* **Exercise**: Report all lines from the entries below in which "Gmoaner" appears.

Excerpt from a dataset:

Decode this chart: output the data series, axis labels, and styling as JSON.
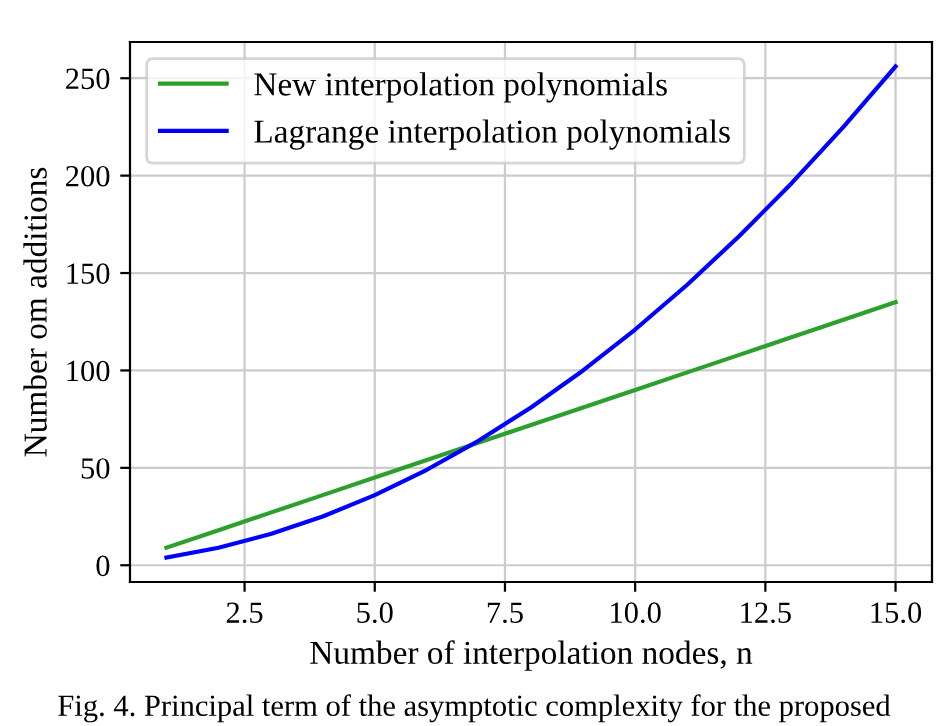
{
  "chart_data": {
    "type": "line",
    "x": [
      1,
      2,
      3,
      4,
      5,
      6,
      7,
      8,
      9,
      10,
      11,
      12,
      13,
      14,
      15
    ],
    "series": [
      {
        "name": "New interpolation polynomials",
        "color": "#2ca02c",
        "values": [
          9,
          18,
          27,
          36,
          45,
          54,
          63,
          72,
          81,
          90,
          99,
          108,
          117,
          126,
          135
        ]
      },
      {
        "name": "Lagrange interpolation polynomials",
        "color": "#0000ff",
        "values": [
          4,
          9,
          16,
          25,
          36,
          49,
          64,
          81,
          100,
          121,
          144,
          169,
          196,
          225,
          256
        ]
      }
    ],
    "xlabel": "Number of interpolation nodes, n",
    "ylabel": "Number om additions",
    "xlim": [
      0.3,
      15.7
    ],
    "ylim": [
      -8.6,
      268.6
    ],
    "xticks": [
      {
        "value": 2.5,
        "label": "2.5"
      },
      {
        "value": 5,
        "label": "5.0"
      },
      {
        "value": 7.5,
        "label": "7.5"
      },
      {
        "value": 10,
        "label": "10.0"
      },
      {
        "value": 12.5,
        "label": "12.5"
      },
      {
        "value": 15,
        "label": "15.0"
      }
    ],
    "yticks": [
      0,
      50,
      100,
      150,
      200,
      250
    ],
    "grid": true,
    "legend": "top left",
    "marker": "none",
    "line_style": "solid",
    "annotations": [
      "Fig. 4. Principal term of the asymptotic complexity for the proposed"
    ]
  }
}
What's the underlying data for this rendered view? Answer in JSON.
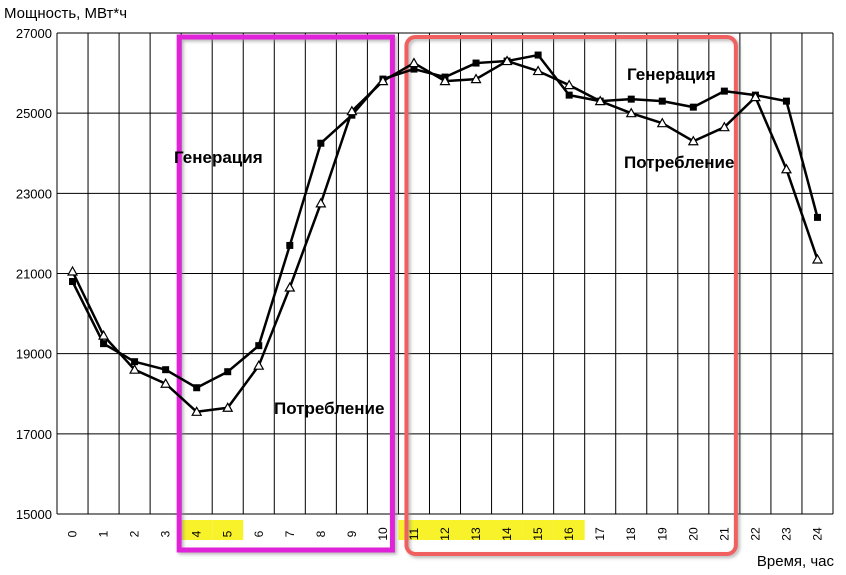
{
  "chart_data": {
    "type": "line",
    "title": "",
    "ylabel": "Мощность, МВт*ч",
    "xlabel": "Время, час",
    "ylim": [
      15000,
      27000
    ],
    "yticks": [
      "15000",
      "17000",
      "19000",
      "21000",
      "23000",
      "25000",
      "27000"
    ],
    "categories": [
      "0",
      "1",
      "2",
      "3",
      "4",
      "5",
      "6",
      "7",
      "8",
      "9",
      "10",
      "11",
      "12",
      "13",
      "14",
      "15",
      "16",
      "17",
      "18",
      "19",
      "20",
      "21",
      "22",
      "23",
      "24"
    ],
    "grid": true,
    "highlighted_hours": [
      "4",
      "5",
      "11",
      "12",
      "13",
      "14",
      "15",
      "16"
    ],
    "series": [
      {
        "name": "Генерация",
        "marker": "square",
        "values": [
          20800,
          19250,
          18800,
          18600,
          18150,
          18550,
          19200,
          21700,
          24250,
          24950,
          25850,
          26100,
          25900,
          26250,
          26300,
          26450,
          25450,
          25300,
          25350,
          25300,
          25150,
          25550,
          25450,
          25300,
          22400
        ]
      },
      {
        "name": "Потребление",
        "marker": "triangle",
        "values": [
          21050,
          19450,
          18600,
          18250,
          17550,
          17650,
          18700,
          20650,
          22750,
          25050,
          25800,
          26250,
          25800,
          25850,
          26300,
          26050,
          25700,
          25300,
          25000,
          24750,
          24300,
          24650,
          25400,
          23600,
          21350
        ]
      }
    ],
    "annotations": {
      "left_box_generation": "Генерация",
      "left_box_consumption": "Потребление",
      "right_box_generation": "Генерация",
      "right_box_consumption": "Потребление"
    },
    "colors": {
      "line": "#000000",
      "left_box": "#e020d8",
      "right_box": "#f06060",
      "tick_highlight": "#f8f22a",
      "grid": "#000000"
    }
  }
}
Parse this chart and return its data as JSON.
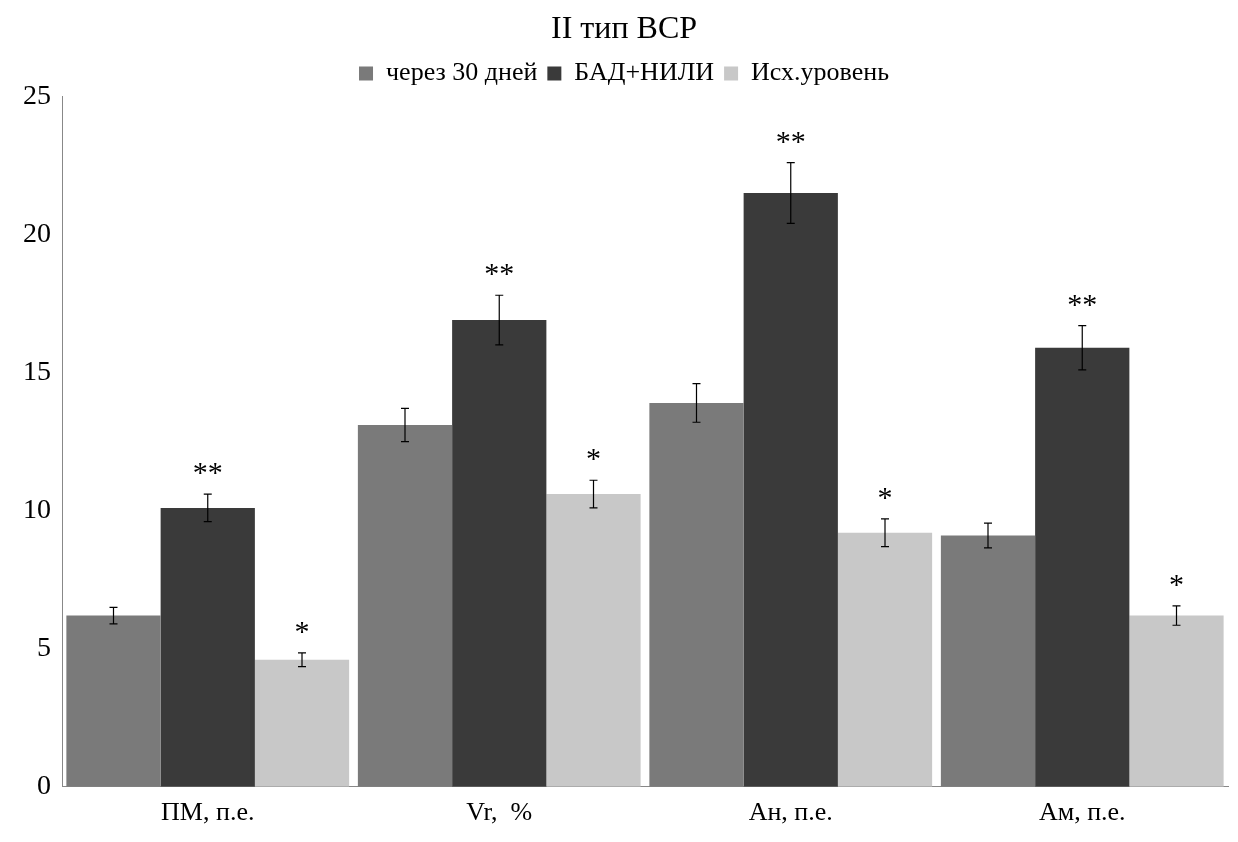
{
  "chart_data": {
    "type": "bar",
    "title": "II тип ВСР",
    "categories": [
      "ПМ, п.е.",
      "Vr,  %",
      "Ан, п.е.",
      "Ам, п.е."
    ],
    "series": [
      {
        "name": "через 30 дней",
        "color": "#7a7a7a",
        "values": [
          6.2,
          13.1,
          13.9,
          9.1
        ],
        "errors": [
          0.3,
          0.6,
          0.7,
          0.45
        ]
      },
      {
        "name": "БАД+НИЛИ",
        "color": "#3a3a3a",
        "values": [
          10.1,
          16.9,
          21.5,
          15.9
        ],
        "errors": [
          0.5,
          0.9,
          1.1,
          0.8
        ]
      },
      {
        "name": "Исх.уровень",
        "color": "#c8c8c8",
        "values": [
          4.6,
          10.6,
          9.2,
          6.2
        ],
        "errors": [
          0.25,
          0.5,
          0.5,
          0.35
        ]
      }
    ],
    "ylim": [
      0,
      25
    ],
    "yticks": [
      0,
      5,
      10,
      15,
      20,
      25
    ],
    "grid": false,
    "legend": "top",
    "annotations": [
      "**",
      "*",
      "**",
      "*",
      "**",
      "*",
      "**",
      "*"
    ]
  }
}
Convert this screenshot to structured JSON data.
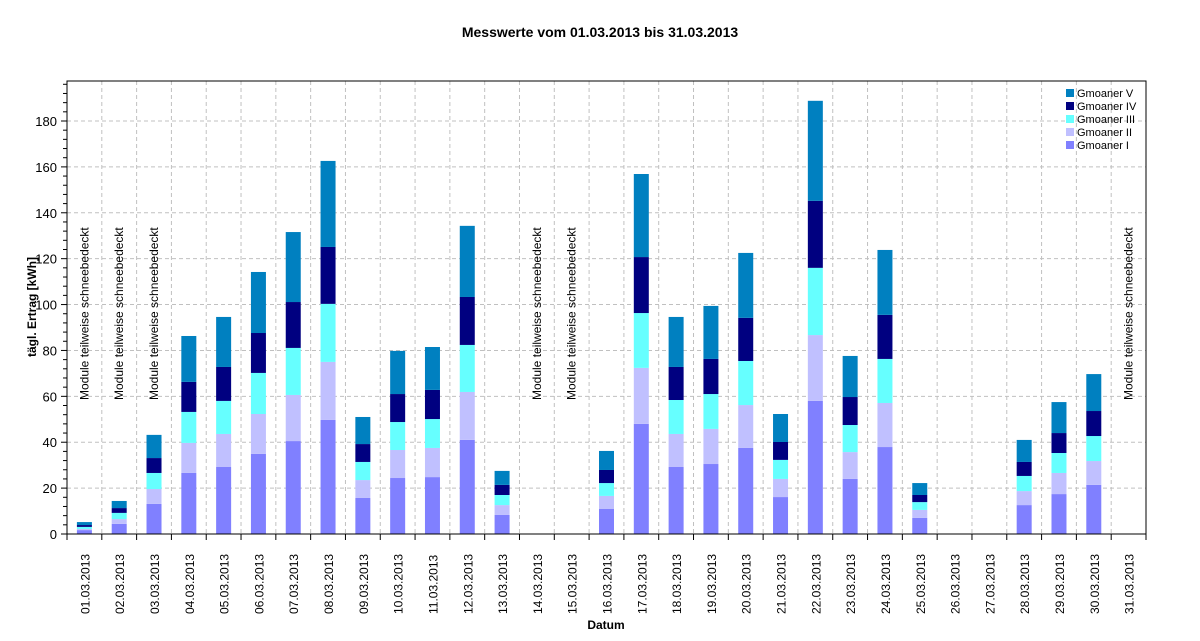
{
  "chart_data": {
    "type": "bar",
    "stacked": true,
    "title": "Messwerte vom 01.03.2013 bis 31.03.2013",
    "xlabel": "Datum",
    "ylabel": "tägl. Ertrag [kWh]",
    "ylim": [
      0,
      196
    ],
    "yticks": [
      0,
      20,
      40,
      60,
      80,
      100,
      120,
      140,
      160,
      180
    ],
    "grid": true,
    "legend_position": "top-right",
    "categories": [
      "01.03.2013",
      "02.03.2013",
      "03.03.2013",
      "04.03.2013",
      "05.03.2013",
      "06.03.2013",
      "07.03.2013",
      "08.03.2013",
      "09.03.2013",
      "10.03.2013",
      "11.03.2013",
      "12.03.2013",
      "13.03.2013",
      "14.03.2013",
      "15.03.2013",
      "16.03.2013",
      "17.03.2013",
      "18.03.2013",
      "19.03.2013",
      "20.03.2013",
      "21.03.2013",
      "22.03.2013",
      "23.03.2013",
      "24.03.2013",
      "25.03.2013",
      "26.03.2013",
      "27.03.2013",
      "28.03.2013",
      "29.03.2013",
      "30.03.2013",
      "31.03.2013"
    ],
    "series": [
      {
        "name": "Gmoaner I",
        "color": "#8080ff",
        "values": [
          1.7,
          4.4,
          13.1,
          26.6,
          29.2,
          34.9,
          40.5,
          49.7,
          15.7,
          24.4,
          24.8,
          41.0,
          8.3,
          0,
          0,
          10.9,
          48.0,
          29.2,
          30.5,
          37.5,
          16.1,
          58.0,
          24.0,
          37.9,
          7.0,
          0,
          0,
          12.6,
          17.4,
          21.4,
          0
        ]
      },
      {
        "name": "Gmoaner II",
        "color": "#c0c0ff",
        "values": [
          0.5,
          2.1,
          6.5,
          13.1,
          14.4,
          17.4,
          20.1,
          25.3,
          7.8,
          12.2,
          12.7,
          20.9,
          4.3,
          0,
          0,
          5.7,
          24.4,
          14.4,
          15.3,
          18.7,
          7.9,
          28.7,
          11.7,
          19.2,
          3.5,
          0,
          0,
          6.1,
          9.2,
          10.4,
          0
        ]
      },
      {
        "name": "Gmoaner III",
        "color": "#66ffff",
        "values": [
          0.9,
          2.7,
          7.0,
          13.5,
          14.4,
          17.9,
          20.5,
          25.3,
          7.9,
          12.2,
          12.6,
          20.5,
          4.4,
          0,
          0,
          5.6,
          23.9,
          14.8,
          15.2,
          19.2,
          8.3,
          29.3,
          11.8,
          19.2,
          3.4,
          0,
          0,
          6.6,
          8.7,
          10.9,
          0
        ]
      },
      {
        "name": "Gmoaner IV",
        "color": "#000080",
        "values": [
          0.8,
          2.1,
          6.5,
          13.1,
          14.8,
          17.4,
          20.0,
          24.8,
          7.8,
          12.2,
          12.7,
          20.9,
          4.4,
          0,
          0,
          5.7,
          24.4,
          14.4,
          15.3,
          18.8,
          7.8,
          29.2,
          12.2,
          19.2,
          3.1,
          0,
          0,
          6.1,
          8.7,
          10.9,
          0
        ]
      },
      {
        "name": "Gmoaner V",
        "color": "#0080c0",
        "values": [
          1.3,
          3.1,
          10.1,
          20.0,
          21.8,
          26.6,
          30.5,
          37.5,
          11.8,
          18.8,
          18.7,
          31.0,
          6.1,
          0,
          0,
          8.3,
          36.2,
          21.8,
          23.1,
          28.3,
          12.2,
          43.6,
          17.9,
          28.3,
          5.2,
          0,
          0,
          9.6,
          13.5,
          16.1,
          0
        ]
      }
    ],
    "totals": [
      5.2,
      14.4,
      43.2,
      86.3,
      94.6,
      114.2,
      131.6,
      162.6,
      51.0,
      79.8,
      81.5,
      134.3,
      27.5,
      0,
      0,
      36.2,
      156.9,
      94.6,
      99.4,
      122.5,
      52.3,
      188.8,
      77.6,
      123.8,
      22.2,
      0,
      0,
      41.0,
      57.5,
      69.7,
      0
    ],
    "annotations": [
      {
        "index": 0,
        "text": "Module teilweise schneebedeckt"
      },
      {
        "index": 1,
        "text": "Module teilweise schneebedeckt"
      },
      {
        "index": 2,
        "text": "Module teilweise schneebedeckt"
      },
      {
        "index": 13,
        "text": "Module teilweise schneebedeckt"
      },
      {
        "index": 14,
        "text": "Module teilweise schneebedeckt"
      },
      {
        "index": 30,
        "text": "Module teilweise schneebedeckt"
      }
    ],
    "legend_order": [
      "Gmoaner V",
      "Gmoaner IV",
      "Gmoaner III",
      "Gmoaner II",
      "Gmoaner I"
    ]
  }
}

* **Right answer**:
        "name": "Gmoaner I",
        "name": "Gmoaner II",
        "name": "Gmoaner III",
        "name": "Gmoaner IV",
        "name": "Gmoaner V",
      "Gmoaner V",
      "Gmoaner IV",
      "Gmoaner III",
      "Gmoaner II",
      "Gmoaner I"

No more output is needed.